--- START OF RECORDS SUPPLIED ---

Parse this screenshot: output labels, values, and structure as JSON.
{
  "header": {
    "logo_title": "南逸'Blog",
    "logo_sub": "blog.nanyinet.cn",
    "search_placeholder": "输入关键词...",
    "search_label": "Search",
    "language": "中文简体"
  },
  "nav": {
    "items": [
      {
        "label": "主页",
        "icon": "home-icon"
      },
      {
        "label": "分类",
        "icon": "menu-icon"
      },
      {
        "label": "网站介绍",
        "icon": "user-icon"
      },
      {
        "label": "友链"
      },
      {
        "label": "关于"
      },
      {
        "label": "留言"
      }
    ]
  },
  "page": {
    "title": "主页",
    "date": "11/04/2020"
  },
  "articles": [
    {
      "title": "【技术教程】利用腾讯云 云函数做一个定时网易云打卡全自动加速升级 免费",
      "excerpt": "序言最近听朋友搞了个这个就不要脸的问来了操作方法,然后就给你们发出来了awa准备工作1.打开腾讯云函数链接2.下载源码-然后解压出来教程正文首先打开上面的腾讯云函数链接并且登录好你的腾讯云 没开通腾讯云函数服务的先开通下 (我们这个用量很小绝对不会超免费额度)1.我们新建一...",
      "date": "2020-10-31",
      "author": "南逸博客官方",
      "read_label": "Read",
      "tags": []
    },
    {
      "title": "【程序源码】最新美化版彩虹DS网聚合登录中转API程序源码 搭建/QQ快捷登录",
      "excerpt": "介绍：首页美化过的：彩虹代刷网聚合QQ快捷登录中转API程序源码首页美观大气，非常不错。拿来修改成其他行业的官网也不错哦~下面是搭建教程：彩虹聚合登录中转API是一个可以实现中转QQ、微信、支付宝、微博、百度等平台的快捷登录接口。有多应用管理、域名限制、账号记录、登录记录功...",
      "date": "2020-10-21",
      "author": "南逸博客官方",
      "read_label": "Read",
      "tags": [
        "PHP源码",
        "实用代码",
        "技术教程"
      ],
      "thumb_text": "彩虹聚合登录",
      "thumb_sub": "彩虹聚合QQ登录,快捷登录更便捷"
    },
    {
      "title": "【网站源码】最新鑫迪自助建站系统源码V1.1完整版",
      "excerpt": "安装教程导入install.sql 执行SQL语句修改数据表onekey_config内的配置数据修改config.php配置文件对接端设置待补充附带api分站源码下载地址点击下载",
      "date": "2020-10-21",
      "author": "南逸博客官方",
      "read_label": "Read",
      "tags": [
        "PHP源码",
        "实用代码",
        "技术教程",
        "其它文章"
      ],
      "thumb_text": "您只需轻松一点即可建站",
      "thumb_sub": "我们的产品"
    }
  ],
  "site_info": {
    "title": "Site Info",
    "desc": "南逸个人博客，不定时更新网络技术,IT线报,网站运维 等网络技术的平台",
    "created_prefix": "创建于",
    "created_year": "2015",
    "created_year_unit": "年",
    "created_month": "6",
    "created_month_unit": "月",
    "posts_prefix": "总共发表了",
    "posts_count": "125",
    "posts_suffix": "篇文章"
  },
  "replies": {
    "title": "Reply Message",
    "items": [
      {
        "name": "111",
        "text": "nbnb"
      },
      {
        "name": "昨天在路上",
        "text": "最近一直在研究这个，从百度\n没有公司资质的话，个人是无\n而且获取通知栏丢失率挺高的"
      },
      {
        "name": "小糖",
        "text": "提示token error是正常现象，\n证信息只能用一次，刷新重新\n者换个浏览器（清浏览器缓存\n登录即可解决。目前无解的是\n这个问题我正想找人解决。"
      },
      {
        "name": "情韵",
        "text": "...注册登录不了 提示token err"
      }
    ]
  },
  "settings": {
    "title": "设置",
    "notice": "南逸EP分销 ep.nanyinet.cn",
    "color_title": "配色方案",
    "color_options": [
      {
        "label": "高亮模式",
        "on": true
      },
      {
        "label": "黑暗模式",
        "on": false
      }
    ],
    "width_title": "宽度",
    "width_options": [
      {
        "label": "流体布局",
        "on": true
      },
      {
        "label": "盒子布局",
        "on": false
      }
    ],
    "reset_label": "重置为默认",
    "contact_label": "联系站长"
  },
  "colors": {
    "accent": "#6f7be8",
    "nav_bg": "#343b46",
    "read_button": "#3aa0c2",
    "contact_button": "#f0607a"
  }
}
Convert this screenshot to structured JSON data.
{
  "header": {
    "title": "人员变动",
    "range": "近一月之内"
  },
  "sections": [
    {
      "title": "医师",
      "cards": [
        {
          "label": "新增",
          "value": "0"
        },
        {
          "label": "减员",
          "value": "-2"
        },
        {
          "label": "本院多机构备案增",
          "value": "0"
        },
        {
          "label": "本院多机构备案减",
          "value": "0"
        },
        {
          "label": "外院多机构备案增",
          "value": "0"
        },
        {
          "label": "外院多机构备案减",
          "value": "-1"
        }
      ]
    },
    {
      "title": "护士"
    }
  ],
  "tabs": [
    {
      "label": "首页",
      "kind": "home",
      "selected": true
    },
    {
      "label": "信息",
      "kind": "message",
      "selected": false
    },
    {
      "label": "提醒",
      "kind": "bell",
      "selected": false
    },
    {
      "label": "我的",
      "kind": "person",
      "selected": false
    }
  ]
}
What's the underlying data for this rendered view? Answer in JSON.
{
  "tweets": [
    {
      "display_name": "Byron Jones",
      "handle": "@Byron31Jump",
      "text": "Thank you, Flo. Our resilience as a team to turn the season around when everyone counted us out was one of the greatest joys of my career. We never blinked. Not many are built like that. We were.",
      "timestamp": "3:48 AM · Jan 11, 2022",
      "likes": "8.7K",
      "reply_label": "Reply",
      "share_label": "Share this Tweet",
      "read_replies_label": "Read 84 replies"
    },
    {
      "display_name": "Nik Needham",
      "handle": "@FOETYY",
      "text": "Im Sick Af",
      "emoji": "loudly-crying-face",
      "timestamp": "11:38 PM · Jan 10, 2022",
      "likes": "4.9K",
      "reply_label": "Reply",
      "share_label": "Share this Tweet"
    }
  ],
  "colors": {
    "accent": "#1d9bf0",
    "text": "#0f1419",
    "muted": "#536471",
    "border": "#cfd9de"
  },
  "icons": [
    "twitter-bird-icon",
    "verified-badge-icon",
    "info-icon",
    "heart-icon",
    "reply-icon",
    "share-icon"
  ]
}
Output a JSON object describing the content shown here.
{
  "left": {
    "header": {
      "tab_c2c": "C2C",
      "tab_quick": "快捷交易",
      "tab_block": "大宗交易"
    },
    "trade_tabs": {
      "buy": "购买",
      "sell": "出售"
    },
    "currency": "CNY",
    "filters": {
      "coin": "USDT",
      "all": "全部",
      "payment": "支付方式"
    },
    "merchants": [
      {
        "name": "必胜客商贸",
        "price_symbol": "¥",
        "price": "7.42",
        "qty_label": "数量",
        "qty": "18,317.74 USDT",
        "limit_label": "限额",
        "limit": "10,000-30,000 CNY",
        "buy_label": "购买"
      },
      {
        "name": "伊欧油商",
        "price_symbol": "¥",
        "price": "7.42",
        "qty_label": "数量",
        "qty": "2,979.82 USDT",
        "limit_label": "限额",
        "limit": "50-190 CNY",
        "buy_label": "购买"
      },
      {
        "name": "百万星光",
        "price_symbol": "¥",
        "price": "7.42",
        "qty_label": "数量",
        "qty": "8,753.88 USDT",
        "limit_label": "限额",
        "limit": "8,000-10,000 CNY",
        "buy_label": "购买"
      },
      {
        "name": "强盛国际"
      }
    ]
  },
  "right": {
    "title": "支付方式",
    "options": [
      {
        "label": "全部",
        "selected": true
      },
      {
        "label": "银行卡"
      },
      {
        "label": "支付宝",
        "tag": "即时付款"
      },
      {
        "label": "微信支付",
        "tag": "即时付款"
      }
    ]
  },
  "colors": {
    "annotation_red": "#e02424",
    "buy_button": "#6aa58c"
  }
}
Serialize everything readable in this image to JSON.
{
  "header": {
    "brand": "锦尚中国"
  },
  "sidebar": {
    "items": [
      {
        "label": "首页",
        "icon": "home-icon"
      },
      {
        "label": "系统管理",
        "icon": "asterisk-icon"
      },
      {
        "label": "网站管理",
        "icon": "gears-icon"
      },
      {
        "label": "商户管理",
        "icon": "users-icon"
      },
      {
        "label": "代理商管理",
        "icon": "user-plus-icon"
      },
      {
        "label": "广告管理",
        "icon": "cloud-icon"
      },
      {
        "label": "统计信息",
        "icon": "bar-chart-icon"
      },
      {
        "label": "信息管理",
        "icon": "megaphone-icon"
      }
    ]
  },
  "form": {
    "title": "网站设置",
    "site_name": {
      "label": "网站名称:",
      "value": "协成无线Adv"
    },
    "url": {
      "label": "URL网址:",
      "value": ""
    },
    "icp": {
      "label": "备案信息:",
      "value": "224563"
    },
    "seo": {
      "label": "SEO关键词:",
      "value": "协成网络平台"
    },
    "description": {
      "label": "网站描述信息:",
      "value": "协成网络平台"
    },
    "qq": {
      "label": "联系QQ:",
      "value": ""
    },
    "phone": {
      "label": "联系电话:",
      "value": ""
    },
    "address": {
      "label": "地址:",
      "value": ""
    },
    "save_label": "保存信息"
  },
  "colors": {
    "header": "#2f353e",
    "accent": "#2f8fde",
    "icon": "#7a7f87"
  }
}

--- END OF RECORDS SUPPLIED ---

## TASK
Looking at the material above, count the lines that hold "技术教程" and give the total alone.

## OUTPUT FOR THIS EXERCISE
3